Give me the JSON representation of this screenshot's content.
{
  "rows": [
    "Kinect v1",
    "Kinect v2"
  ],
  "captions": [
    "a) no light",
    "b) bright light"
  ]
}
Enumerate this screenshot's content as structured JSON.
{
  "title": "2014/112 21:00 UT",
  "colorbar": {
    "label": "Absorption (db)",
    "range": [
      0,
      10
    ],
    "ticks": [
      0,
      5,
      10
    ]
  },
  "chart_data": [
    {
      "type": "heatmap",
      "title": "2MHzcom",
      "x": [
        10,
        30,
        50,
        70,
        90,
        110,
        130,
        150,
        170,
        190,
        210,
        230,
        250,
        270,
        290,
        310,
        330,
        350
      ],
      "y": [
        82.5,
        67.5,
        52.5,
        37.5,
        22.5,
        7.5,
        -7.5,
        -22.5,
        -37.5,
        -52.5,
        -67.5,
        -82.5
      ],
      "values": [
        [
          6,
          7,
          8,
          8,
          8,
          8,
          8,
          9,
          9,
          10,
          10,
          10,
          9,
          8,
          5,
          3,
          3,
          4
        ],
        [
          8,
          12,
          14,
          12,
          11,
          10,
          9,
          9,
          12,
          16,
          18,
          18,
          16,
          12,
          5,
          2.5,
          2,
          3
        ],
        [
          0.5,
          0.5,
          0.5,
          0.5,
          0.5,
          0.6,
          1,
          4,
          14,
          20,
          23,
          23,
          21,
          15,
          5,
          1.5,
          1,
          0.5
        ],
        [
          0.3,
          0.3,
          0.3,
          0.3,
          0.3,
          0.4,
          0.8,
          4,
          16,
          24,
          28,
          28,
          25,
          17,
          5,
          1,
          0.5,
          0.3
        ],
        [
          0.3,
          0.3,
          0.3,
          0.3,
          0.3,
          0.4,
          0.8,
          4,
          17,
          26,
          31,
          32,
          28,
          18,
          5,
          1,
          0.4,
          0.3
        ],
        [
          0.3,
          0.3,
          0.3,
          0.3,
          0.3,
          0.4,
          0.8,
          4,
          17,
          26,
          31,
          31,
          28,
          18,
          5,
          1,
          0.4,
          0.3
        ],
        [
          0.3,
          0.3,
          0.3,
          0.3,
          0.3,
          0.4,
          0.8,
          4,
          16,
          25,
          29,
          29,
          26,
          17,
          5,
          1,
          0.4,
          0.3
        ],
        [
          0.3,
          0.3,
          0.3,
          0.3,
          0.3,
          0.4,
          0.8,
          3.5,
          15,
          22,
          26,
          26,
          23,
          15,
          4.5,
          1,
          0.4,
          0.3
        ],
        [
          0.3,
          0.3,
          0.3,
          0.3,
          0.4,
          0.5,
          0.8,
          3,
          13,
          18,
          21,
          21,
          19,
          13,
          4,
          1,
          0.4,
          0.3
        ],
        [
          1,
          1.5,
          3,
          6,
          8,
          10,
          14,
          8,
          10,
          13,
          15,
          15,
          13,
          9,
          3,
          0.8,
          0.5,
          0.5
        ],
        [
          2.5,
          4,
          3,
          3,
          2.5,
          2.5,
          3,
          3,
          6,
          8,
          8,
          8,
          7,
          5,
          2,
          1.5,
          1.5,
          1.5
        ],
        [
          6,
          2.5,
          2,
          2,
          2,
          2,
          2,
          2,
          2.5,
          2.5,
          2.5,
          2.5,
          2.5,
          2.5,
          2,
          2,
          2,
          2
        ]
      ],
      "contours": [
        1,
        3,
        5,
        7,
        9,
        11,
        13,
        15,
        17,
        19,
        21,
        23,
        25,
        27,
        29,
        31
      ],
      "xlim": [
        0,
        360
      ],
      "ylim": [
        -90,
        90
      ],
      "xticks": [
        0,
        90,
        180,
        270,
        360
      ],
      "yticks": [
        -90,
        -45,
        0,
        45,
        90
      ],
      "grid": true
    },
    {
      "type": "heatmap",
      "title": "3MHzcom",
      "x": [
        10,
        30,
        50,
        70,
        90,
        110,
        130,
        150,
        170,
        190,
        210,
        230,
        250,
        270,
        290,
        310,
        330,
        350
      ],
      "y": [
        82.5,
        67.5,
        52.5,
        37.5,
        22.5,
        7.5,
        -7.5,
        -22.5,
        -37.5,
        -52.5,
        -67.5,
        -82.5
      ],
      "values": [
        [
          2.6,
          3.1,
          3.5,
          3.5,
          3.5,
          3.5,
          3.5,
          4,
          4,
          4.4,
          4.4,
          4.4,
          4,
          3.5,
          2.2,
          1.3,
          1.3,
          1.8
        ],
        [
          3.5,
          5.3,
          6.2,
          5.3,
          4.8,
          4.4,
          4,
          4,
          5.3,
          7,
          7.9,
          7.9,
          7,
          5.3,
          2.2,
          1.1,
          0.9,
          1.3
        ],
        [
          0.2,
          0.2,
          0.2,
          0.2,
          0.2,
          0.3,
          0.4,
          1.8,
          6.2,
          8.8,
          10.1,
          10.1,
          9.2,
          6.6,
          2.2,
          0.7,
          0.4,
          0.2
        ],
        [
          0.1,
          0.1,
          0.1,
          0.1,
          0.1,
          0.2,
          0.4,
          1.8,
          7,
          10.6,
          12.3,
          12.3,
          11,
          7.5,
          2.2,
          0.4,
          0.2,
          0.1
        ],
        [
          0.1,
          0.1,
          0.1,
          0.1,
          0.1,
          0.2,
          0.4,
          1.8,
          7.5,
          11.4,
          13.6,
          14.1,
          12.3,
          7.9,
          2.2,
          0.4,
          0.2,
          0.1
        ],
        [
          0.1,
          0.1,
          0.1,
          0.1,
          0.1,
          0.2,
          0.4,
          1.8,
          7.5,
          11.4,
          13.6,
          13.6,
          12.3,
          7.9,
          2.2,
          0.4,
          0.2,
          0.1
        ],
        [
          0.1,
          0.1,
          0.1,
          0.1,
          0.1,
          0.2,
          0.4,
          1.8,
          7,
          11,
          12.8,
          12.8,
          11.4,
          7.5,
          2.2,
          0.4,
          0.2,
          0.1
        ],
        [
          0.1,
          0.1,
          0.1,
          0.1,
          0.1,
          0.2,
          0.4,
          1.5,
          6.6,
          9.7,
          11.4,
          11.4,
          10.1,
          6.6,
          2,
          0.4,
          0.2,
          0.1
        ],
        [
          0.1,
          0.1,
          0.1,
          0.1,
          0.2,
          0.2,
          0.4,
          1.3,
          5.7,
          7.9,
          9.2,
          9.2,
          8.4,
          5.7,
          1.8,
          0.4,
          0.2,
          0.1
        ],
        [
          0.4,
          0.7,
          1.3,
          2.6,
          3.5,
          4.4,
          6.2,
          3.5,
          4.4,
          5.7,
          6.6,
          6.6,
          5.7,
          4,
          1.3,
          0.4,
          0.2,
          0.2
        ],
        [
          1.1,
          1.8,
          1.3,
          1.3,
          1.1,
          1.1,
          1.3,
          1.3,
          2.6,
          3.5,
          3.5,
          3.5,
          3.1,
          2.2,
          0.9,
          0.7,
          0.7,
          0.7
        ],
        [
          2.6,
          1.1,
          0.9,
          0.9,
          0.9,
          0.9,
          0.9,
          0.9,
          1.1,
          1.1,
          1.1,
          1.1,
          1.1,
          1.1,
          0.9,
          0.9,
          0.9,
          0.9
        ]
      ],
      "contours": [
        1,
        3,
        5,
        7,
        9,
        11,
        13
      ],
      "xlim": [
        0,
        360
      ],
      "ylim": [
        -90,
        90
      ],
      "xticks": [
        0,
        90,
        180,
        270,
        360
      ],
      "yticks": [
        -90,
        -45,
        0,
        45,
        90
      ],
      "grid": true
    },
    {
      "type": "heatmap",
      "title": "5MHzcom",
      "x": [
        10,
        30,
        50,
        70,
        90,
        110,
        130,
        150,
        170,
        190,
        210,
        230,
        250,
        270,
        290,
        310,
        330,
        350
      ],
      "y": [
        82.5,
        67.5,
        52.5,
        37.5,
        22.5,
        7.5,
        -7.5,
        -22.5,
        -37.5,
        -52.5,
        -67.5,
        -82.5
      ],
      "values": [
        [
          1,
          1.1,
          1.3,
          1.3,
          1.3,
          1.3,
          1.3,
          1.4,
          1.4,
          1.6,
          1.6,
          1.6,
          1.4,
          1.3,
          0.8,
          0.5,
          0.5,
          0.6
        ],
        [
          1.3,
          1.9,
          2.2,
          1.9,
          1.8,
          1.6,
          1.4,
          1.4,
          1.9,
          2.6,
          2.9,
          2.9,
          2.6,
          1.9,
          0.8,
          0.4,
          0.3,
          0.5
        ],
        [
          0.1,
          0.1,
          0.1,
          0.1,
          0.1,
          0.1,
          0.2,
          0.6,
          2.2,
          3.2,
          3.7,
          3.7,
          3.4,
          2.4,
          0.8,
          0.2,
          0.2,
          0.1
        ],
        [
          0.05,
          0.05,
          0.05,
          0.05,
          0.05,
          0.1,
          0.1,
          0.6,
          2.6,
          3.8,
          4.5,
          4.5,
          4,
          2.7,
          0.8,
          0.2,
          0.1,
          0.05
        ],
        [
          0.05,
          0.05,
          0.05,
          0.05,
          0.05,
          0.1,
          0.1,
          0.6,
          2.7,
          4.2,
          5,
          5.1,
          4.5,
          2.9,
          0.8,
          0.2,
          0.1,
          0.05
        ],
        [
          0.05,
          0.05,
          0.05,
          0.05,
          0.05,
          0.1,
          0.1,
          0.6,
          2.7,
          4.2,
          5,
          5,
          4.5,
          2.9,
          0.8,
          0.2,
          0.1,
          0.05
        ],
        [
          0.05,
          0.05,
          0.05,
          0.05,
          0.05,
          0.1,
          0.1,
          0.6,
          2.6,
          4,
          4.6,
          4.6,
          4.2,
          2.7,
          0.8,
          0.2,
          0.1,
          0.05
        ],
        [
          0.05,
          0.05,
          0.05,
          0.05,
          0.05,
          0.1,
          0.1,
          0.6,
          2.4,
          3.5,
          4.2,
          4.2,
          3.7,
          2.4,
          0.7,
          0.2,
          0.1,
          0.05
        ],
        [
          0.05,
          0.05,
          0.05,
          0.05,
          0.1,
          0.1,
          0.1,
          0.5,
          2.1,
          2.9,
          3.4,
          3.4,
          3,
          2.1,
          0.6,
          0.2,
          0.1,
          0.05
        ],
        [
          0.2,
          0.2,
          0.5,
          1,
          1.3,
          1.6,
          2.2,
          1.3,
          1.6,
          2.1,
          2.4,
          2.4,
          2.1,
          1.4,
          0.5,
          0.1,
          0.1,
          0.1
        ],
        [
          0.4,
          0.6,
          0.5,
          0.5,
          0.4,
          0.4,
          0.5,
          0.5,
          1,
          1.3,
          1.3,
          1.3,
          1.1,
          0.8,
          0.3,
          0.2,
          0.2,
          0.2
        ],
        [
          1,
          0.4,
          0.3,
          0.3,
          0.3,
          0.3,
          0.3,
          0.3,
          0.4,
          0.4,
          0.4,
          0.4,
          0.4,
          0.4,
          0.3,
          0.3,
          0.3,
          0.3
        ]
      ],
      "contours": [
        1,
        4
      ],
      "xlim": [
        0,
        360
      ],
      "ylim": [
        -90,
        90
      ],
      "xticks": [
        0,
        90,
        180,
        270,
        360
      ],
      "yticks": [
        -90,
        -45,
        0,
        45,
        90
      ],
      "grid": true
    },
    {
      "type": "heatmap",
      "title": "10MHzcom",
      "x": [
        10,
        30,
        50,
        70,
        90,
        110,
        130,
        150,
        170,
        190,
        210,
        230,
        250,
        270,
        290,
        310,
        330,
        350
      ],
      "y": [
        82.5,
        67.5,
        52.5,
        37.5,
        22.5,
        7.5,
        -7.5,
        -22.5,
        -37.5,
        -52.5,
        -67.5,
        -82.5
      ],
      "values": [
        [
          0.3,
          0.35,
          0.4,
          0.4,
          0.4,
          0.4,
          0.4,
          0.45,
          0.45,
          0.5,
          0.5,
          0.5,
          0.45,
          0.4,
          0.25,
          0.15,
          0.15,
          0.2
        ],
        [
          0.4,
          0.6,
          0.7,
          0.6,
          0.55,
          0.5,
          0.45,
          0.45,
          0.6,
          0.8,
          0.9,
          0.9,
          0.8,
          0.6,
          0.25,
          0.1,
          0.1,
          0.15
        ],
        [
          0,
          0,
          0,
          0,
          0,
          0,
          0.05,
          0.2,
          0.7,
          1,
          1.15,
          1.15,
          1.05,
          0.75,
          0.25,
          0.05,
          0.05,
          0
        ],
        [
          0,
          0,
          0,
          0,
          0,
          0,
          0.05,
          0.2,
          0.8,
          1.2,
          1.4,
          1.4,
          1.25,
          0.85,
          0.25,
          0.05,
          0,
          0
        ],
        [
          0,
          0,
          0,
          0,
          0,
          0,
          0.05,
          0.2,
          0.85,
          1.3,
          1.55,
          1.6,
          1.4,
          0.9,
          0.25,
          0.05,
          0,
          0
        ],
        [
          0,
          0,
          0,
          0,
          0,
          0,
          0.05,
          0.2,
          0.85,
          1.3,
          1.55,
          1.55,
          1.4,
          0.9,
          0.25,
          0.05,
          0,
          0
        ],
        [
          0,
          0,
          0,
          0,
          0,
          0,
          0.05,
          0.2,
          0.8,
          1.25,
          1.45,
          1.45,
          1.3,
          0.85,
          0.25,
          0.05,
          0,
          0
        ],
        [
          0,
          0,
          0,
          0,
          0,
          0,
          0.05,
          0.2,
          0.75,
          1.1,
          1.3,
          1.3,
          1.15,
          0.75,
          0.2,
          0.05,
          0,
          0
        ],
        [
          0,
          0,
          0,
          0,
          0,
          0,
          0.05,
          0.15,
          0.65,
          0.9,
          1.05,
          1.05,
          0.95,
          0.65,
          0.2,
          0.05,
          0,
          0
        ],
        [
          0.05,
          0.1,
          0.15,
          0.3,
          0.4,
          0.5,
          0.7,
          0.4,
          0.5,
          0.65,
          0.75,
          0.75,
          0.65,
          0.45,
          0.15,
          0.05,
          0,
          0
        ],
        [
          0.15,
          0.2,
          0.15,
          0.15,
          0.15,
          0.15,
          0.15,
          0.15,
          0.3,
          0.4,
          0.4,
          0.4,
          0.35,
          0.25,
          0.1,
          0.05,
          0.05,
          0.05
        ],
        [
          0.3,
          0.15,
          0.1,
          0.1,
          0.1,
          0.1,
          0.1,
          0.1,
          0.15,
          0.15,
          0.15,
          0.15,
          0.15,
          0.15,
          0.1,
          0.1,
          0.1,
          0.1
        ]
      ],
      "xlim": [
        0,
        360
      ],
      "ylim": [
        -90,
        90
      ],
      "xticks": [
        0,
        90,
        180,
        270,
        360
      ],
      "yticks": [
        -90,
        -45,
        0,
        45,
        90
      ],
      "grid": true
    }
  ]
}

---

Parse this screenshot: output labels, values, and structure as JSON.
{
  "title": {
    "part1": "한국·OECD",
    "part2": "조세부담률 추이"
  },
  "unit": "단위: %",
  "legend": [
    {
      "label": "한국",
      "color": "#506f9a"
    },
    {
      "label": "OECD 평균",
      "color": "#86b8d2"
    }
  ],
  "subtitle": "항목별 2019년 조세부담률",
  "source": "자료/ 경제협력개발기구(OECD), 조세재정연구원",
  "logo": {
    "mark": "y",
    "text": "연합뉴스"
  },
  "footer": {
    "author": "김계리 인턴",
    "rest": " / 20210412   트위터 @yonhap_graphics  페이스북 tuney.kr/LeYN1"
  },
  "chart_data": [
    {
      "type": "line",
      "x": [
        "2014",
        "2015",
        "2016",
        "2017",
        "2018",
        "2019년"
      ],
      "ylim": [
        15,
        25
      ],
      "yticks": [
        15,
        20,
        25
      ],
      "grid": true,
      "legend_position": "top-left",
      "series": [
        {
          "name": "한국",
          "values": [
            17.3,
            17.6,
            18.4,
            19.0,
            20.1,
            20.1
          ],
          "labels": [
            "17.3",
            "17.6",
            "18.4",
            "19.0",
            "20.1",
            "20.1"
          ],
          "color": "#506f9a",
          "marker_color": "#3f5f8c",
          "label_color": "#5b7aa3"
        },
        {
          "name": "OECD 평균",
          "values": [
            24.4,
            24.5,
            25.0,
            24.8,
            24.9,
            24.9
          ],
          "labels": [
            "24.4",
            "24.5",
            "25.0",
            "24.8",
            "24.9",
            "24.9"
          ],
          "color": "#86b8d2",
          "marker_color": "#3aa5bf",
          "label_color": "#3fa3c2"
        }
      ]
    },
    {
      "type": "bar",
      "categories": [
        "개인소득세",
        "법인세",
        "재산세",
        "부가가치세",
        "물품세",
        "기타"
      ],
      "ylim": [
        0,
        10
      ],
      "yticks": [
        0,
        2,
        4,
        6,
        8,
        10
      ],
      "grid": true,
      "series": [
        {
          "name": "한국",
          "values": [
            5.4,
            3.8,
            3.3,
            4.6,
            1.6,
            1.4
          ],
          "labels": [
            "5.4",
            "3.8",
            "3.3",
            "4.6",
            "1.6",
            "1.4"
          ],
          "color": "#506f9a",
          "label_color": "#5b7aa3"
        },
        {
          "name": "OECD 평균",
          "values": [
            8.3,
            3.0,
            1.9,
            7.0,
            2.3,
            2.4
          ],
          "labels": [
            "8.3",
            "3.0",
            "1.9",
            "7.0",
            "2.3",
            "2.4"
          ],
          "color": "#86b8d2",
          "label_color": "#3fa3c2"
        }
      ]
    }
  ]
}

EXERCISE TASK: Search the material above for "조세부담률". Pull out each line where it shows up.

ANSWER:
    "part2": "조세부담률 추이"
  "subtitle": "항목별 2019년 조세부담률",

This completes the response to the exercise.